[Problem requirements]
Reproduce the data below verbatim, keeping every line unchanged.

○ ○ ○ ○

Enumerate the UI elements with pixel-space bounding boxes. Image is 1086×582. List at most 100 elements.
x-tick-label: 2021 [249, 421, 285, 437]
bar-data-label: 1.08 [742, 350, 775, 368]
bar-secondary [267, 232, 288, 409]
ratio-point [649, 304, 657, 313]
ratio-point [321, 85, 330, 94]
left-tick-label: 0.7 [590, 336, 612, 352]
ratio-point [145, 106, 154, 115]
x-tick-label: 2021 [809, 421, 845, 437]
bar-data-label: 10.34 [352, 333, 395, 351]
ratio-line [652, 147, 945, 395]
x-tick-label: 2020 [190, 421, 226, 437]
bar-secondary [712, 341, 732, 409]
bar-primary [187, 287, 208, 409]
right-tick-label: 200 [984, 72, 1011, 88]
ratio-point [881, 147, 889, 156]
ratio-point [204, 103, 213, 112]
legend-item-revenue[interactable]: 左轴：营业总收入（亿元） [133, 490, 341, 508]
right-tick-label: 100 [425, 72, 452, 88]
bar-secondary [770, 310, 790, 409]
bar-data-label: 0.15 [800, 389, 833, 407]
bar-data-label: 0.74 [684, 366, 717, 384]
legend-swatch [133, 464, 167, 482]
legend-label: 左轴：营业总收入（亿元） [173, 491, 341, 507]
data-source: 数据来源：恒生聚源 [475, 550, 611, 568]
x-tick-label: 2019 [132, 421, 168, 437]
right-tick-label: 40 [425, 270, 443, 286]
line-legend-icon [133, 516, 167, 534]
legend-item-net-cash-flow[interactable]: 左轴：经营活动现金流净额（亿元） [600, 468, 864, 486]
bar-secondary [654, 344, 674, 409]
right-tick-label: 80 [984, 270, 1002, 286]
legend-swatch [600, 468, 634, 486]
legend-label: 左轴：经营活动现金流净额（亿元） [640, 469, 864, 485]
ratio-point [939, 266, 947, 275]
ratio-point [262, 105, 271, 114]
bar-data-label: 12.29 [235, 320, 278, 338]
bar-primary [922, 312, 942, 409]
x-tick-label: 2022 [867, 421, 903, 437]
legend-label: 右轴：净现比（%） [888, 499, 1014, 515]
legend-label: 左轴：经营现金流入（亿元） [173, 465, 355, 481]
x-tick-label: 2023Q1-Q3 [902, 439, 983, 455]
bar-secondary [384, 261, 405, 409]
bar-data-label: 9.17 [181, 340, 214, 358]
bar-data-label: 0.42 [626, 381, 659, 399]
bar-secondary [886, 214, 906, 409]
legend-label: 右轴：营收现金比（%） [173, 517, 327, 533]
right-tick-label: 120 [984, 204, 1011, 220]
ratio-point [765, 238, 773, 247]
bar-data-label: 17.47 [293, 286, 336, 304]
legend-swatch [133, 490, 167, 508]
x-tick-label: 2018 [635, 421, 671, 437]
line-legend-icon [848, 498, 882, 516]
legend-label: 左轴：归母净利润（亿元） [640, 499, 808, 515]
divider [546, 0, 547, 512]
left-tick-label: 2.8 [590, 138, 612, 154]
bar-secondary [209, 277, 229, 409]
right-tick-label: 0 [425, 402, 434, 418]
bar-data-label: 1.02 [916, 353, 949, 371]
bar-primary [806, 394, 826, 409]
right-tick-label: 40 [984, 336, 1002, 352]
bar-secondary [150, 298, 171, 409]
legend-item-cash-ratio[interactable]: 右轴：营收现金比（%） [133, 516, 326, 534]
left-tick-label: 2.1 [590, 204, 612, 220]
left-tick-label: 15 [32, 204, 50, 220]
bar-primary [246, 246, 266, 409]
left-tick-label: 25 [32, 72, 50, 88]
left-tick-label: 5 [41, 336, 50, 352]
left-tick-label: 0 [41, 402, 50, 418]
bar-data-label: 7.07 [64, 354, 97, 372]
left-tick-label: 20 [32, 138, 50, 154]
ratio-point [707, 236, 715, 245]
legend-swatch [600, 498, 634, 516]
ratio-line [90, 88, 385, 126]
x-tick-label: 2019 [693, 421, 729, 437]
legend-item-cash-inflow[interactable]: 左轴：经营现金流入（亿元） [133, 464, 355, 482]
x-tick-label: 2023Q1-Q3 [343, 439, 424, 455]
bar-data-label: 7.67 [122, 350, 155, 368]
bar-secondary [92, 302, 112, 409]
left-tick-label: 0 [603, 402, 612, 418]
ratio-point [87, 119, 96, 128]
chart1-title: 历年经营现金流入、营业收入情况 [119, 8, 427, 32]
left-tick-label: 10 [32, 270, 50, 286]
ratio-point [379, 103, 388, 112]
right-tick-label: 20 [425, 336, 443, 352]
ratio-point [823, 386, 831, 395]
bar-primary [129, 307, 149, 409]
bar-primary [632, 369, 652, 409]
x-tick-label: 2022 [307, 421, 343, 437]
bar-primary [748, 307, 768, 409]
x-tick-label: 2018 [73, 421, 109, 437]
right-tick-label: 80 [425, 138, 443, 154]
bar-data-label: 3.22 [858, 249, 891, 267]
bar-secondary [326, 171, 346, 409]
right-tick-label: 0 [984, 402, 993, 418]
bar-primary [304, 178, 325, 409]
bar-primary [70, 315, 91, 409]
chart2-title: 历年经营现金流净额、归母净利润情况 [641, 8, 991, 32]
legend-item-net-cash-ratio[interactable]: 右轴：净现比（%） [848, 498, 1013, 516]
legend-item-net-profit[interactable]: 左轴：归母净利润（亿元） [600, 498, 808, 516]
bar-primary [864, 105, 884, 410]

○ ○ ○ ○

[Exercise answer]
Enumerate the UI elements with pixel-space bounding boxes. Image is 1086×582. List at most 100 elements.
x-tick-label: 2021 [249, 421, 285, 437]
bar-data-label: 1.08 [742, 350, 775, 368]
bar-secondary [267, 232, 288, 409]
ratio-point [649, 304, 657, 313]
ratio-point [321, 85, 330, 94]
left-tick-label: 0.7 [590, 336, 612, 352]
ratio-point [145, 106, 154, 115]
x-tick-label: 2021 [809, 421, 845, 437]
bar-data-label: 10.34 [352, 333, 395, 351]
ratio-line [652, 147, 945, 395]
x-tick-label: 2020 [190, 421, 226, 437]
bar-secondary [712, 341, 732, 409]
bar-primary [187, 287, 208, 409]
right-tick-label: 200 [984, 72, 1011, 88]
ratio-point [881, 147, 889, 156]
ratio-point [204, 103, 213, 112]
legend-item-revenue[interactable]: 左轴：营业总收入（亿元） [133, 490, 341, 508]
right-tick-label: 100 [425, 72, 452, 88]
bar-secondary [770, 310, 790, 409]
bar-data-label: 0.15 [800, 389, 833, 407]
bar-data-label: 0.74 [684, 366, 717, 384]
legend-swatch [133, 464, 167, 482]
legend-label: 左轴：营业总收入（亿元） [173, 491, 341, 507]
data-source: 数据来源：恒生聚源 [475, 550, 611, 568]
x-tick-label: 2019 [132, 421, 168, 437]
right-tick-label: 40 [425, 270, 443, 286]
line-legend-icon [133, 516, 167, 534]
legend-item-net-cash-flow[interactable]: 左轴：经营活动现金流净额（亿元） [600, 468, 864, 486]
bar-secondary [654, 344, 674, 409]
right-tick-label: 80 [984, 270, 1002, 286]
legend-swatch [600, 468, 634, 486]
legend-label: 左轴：经营活动现金流净额（亿元） [640, 469, 864, 485]
ratio-point [939, 266, 947, 275]
ratio-point [262, 105, 271, 114]
bar-data-label: 12.29 [235, 320, 278, 338]
bar-primary [922, 312, 942, 409]
x-tick-label: 2022 [867, 421, 903, 437]
legend-label: 右轴：净现比（%） [888, 499, 1014, 515]
legend-label: 左轴：经营现金流入（亿元） [173, 465, 355, 481]
x-tick-label: 2023Q1-Q3 [902, 439, 983, 455]
bar-secondary [384, 261, 405, 409]
bar-data-label: 9.17 [181, 340, 214, 358]
bar-data-label: 0.42 [626, 381, 659, 399]
bar-secondary [886, 214, 906, 409]
legend-label: 右轴：营收现金比（%） [173, 517, 327, 533]
right-tick-label: 120 [984, 204, 1011, 220]
ratio-point [765, 238, 773, 247]
bar-data-label: 17.47 [293, 286, 336, 304]
legend-swatch [133, 490, 167, 508]
x-tick-label: 2018 [635, 421, 671, 437]
line-legend-icon [848, 498, 882, 516]
legend-label: 左轴：归母净利润（亿元） [640, 499, 808, 515]
divider [546, 0, 547, 512]
left-tick-label: 2.8 [590, 138, 612, 154]
bar-secondary [209, 277, 229, 409]
right-tick-label: 0 [425, 402, 434, 418]
bar-data-label: 1.02 [916, 353, 949, 371]
bar-primary [806, 394, 826, 409]
right-tick-label: 40 [984, 336, 1002, 352]
bar-secondary [150, 298, 171, 409]
legend-item-cash-ratio[interactable]: 右轴：营收现金比（%） [133, 516, 326, 534]
left-tick-label: 2.1 [590, 204, 612, 220]
left-tick-label: 15 [32, 204, 50, 220]
bar-primary [246, 246, 266, 409]
left-tick-label: 25 [32, 72, 50, 88]
left-tick-label: 5 [41, 336, 50, 352]
left-tick-label: 0 [41, 402, 50, 418]
bar-data-label: 7.07 [64, 354, 97, 372]
left-tick-label: 20 [32, 138, 50, 154]
ratio-point [707, 236, 715, 245]
legend-swatch [600, 498, 634, 516]
ratio-line [90, 88, 385, 126]
x-tick-label: 2019 [693, 421, 729, 437]
legend-item-cash-inflow[interactable]: 左轴：经营现金流入（亿元） [133, 464, 355, 482]
x-tick-label: 2023Q1-Q3 [343, 439, 424, 455]
bar-data-label: 7.67 [122, 350, 155, 368]
bar-secondary [92, 302, 112, 409]
left-tick-label: 0 [603, 402, 612, 418]
ratio-point [87, 119, 96, 128]
chart1-title: 历年经营现金流入、营业收入情况 [119, 8, 427, 32]
left-tick-label: 10 [32, 270, 50, 286]
ratio-point [379, 103, 388, 112]
right-tick-label: 20 [425, 336, 443, 352]
ratio-point [823, 386, 831, 395]
bar-primary [129, 307, 149, 409]
bar-primary [632, 369, 652, 409]
x-tick-label: 2022 [307, 421, 343, 437]
bar-primary [748, 307, 768, 409]
x-tick-label: 2018 [73, 421, 109, 437]
right-tick-label: 80 [425, 138, 443, 154]
bar-data-label: 3.22 [858, 249, 891, 267]
bar-secondary [326, 171, 346, 409]
right-tick-label: 0 [984, 402, 993, 418]
bar-primary [304, 178, 325, 409]
bar-primary [70, 315, 91, 409]
chart2-title: 历年经营现金流净额、归母净利润情况 [641, 8, 991, 32]
legend-item-net-cash-ratio[interactable]: 右轴：净现比（%） [848, 498, 1013, 516]
legend-item-net-profit[interactable]: 左轴：归母净利润（亿元） [600, 498, 808, 516]
bar-primary [864, 105, 884, 410]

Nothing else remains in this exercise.